What needs to be done:
Please retype everything from the line that contains "fitkit-line-4: periferií, například" down to the line that contains "garmin-name: Garmin fenix (62, 212, 180, 233)", character for character.

Box annotation data:
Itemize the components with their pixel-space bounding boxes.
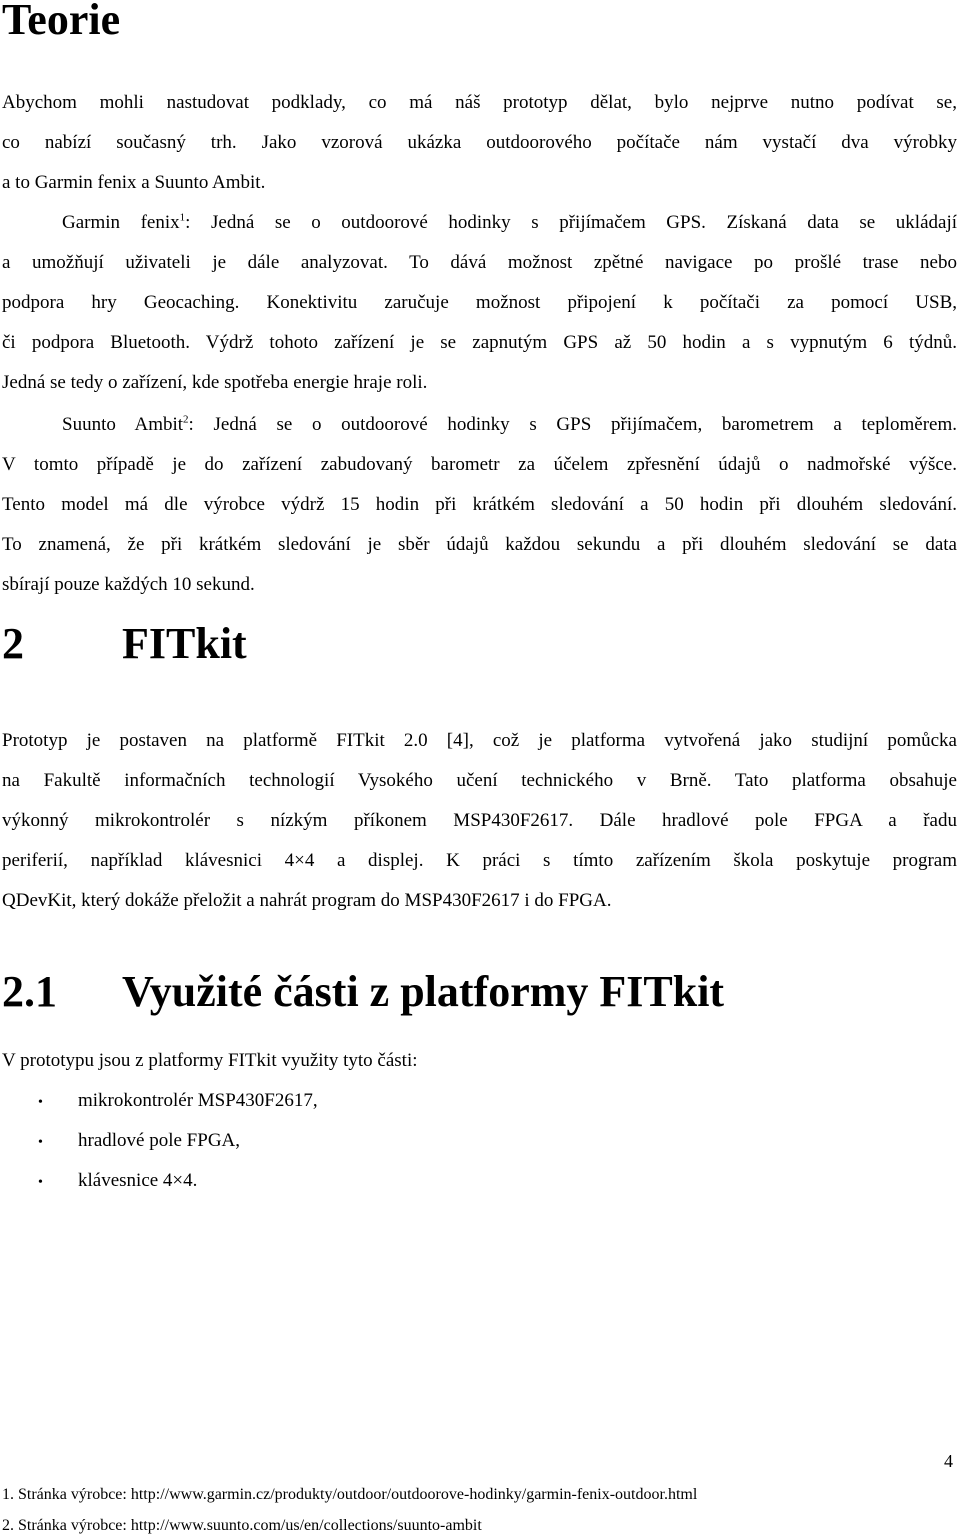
fitkit-line-4: periferií, například klávesnici 4×4 a displej. K práci s tímto zařízením škola poskytuje program (2, 850, 957, 871)
garmin-line-2: a umožňují uživateli je dále analyzovat. To dává možnost zpětné navigace po prošlé trase nebo (2, 252, 957, 273)
suunto-line-4: To znamená, že při krátkém sledování je sběr údajů každou sekundu a při dlouhém sledování se data (2, 534, 957, 555)
suunto-line-3: Tento model má dle výrobce výdrž 15 hodin při krátkém sledování a 50 hodin při dlouhém sledování. (2, 494, 957, 515)
intro-line-3: a to Garmin fenix a Suunto Ambit. (2, 172, 266, 193)
suunto-paragraph-line-1 (62, 414, 957, 436)
list-item: klávesnice 4×4. (78, 1170, 198, 1191)
bullet-icon: • (38, 1175, 43, 1190)
page-number: 4 (944, 1451, 953, 1471)
section-2-title: FITkit (122, 619, 247, 668)
fitkit-line-2: na Fakultě informačních technologií Vysokého učení technického v Brně. Tato platforma obsahuje (2, 770, 957, 791)
garmin-line-4: či podpora Bluetooth. Výdrž tohoto zařízení je se zapnutým GPS až 50 hodin a s vypnutým 6 týdnů. (2, 332, 957, 353)
fitkit-line-5: QDevKit, který dokáže přeložit a nahrát program do MSP430F2617 i do FPGA. (2, 890, 612, 911)
footnote-ref-1[interactable]: 1 (179, 211, 186, 224)
list-item: hradlové pole FPGA, (78, 1130, 241, 1151)
garmin-line-5: Jedná se tedy o zařízení, kde spotřeba energie hraje roli. (2, 372, 428, 393)
footnote-ref-2[interactable]: 2 (183, 413, 189, 426)
garmin-name: Garmin fenix (62, 212, 180, 233)
garmin-line-3: podpora hry Geocaching. Konektivitu zaručuje možnost připojení k počítači za pomocí USB, (2, 292, 957, 313)
list-item: mikrokontrolér MSP430F2617, (78, 1090, 318, 1111)
bullet-icon: • (38, 1095, 43, 1110)
garmin-line-1-text: : Jedná se o outdoorové hodinky s přijímačem GPS. Získaná data se ukládají (185, 212, 958, 233)
bullet-icon: • (38, 1135, 43, 1150)
section-2-1-number: 2.1 (2, 967, 57, 1016)
section-2-1-title: Využité části z platformy FITkit (122, 967, 725, 1016)
fitkit-line-1: Prototyp je postaven na platformě FITkit 2.0 [4], což je platforma vytvořená jako studijní pomůcka (2, 730, 957, 751)
suunto-line-2: V tomto případě je do zařízení zabudovaný barometr za účelem zpřesnění údajů o nadmořské výšce. (2, 454, 957, 475)
page-heading-teorie: Teorie (2, 0, 121, 44)
intro-line-2: co nabízí současný trh. Jako vzorová ukázka outdoorového počítače nám vystačí dva výrobky (2, 132, 957, 153)
garmin-paragraph-line-1 (62, 212, 957, 234)
suunto-line-1-text: : Jedná se o outdoorové hodinky s GPS přijímačem, barometrem a teploměrem. (188, 414, 957, 435)
suunto-line-5: sbírají pouze každých 10 sekund. (2, 574, 255, 595)
intro-line-1: Abychom mohli nastudovat podklady, co má náš prototyp dělat, bylo nejprve nutno podívat se, (2, 92, 957, 113)
fitkit-line-3: výkonný mikrokontrolér s nízkým příkonem MSP430F2617. Dále hradlové pole FPGA a řadu (2, 810, 957, 831)
parts-intro: V prototypu jsou z platformy FITkit využity tyto části: (2, 1050, 418, 1071)
suunto-name: Suunto Ambit (62, 414, 184, 435)
footnote-1: 1. Stránka výrobce: http://www.garmin.cz/produkty/outdoor/outdoorove-hodinky/garmin-fenix-outdoor.html (2, 1486, 698, 1503)
section-2-number: 2 (2, 619, 24, 668)
footnote-2: 2. Stránka výrobce: http://www.suunto.com/us/en/collections/suunto-ambit (2, 1517, 482, 1534)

Right answer:
fitkit-line-4: periferií, například klávesnici 4×4 a displej. K práci s tímto zařízením škola poskytuje program (2, 850, 957, 871)
garmin-line-2: a umožňují uživateli je dále analyzovat. To dává možnost zpětné navigace po prošlé trase nebo (2, 252, 957, 273)
suunto-line-4: To znamená, že při krátkém sledování je sběr údajů každou sekundu a při dlouhém sledování se data (2, 534, 957, 555)
suunto-line-3: Tento model má dle výrobce výdrž 15 hodin při krátkém sledování a 50 hodin při dlouhém sledování. (2, 494, 957, 515)
intro-line-3: a to Garmin fenix a Suunto Ambit. (2, 172, 266, 193)
suunto-paragraph-line-1 (62, 414, 957, 436)
list-item: klávesnice 4×4. (78, 1170, 198, 1191)
bullet-icon: • (38, 1175, 43, 1190)
page-number: 4 (944, 1451, 953, 1471)
section-2-title: FITkit (122, 619, 247, 668)
fitkit-line-2: na Fakultě informačních technologií Vysokého učení technického v Brně. Tato platforma obsahuje (2, 770, 957, 791)
garmin-line-4: či podpora Bluetooth. Výdrž tohoto zařízení je se zapnutým GPS až 50 hodin a s vypnutým 6 týdnů. (2, 332, 957, 353)
fitkit-line-5: QDevKit, který dokáže přeložit a nahrát program do MSP430F2617 i do FPGA. (2, 890, 612, 911)
footnote-ref-1[interactable]: 1 (179, 211, 186, 224)
list-item: hradlové pole FPGA, (78, 1130, 241, 1151)
garmin-line-5: Jedná se tedy o zařízení, kde spotřeba energie hraje roli. (2, 372, 428, 393)
footnote-ref-2[interactable]: 2 (183, 413, 189, 426)
garmin-name: Garmin fenix (62, 212, 180, 233)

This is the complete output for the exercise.